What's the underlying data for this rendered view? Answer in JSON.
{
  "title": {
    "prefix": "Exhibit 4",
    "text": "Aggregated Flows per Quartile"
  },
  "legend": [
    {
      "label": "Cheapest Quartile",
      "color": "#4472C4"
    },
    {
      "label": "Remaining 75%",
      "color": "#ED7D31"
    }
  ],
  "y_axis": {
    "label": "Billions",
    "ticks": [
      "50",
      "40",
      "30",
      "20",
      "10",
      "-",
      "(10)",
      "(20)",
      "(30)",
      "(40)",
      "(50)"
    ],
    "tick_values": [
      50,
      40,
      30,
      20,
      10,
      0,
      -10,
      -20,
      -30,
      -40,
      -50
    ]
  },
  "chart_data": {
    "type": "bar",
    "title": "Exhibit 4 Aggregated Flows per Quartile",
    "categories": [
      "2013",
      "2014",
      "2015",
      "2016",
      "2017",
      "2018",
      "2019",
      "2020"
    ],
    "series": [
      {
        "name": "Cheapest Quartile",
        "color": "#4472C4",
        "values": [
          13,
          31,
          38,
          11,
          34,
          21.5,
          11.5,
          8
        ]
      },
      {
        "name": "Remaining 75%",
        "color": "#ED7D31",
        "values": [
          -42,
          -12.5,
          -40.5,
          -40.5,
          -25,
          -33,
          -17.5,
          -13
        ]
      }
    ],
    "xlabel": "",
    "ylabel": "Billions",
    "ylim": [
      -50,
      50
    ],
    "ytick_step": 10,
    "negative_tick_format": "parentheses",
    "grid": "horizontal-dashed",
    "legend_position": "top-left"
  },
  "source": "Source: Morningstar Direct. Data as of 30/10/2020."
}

----------

(OBJECTIVE)
Return each line with "color".

(THE REPLY)
      "color": "#4472C4"
      "color": "#ED7D31"
        "color": "#4472C4",
        "color": "#ED7D31",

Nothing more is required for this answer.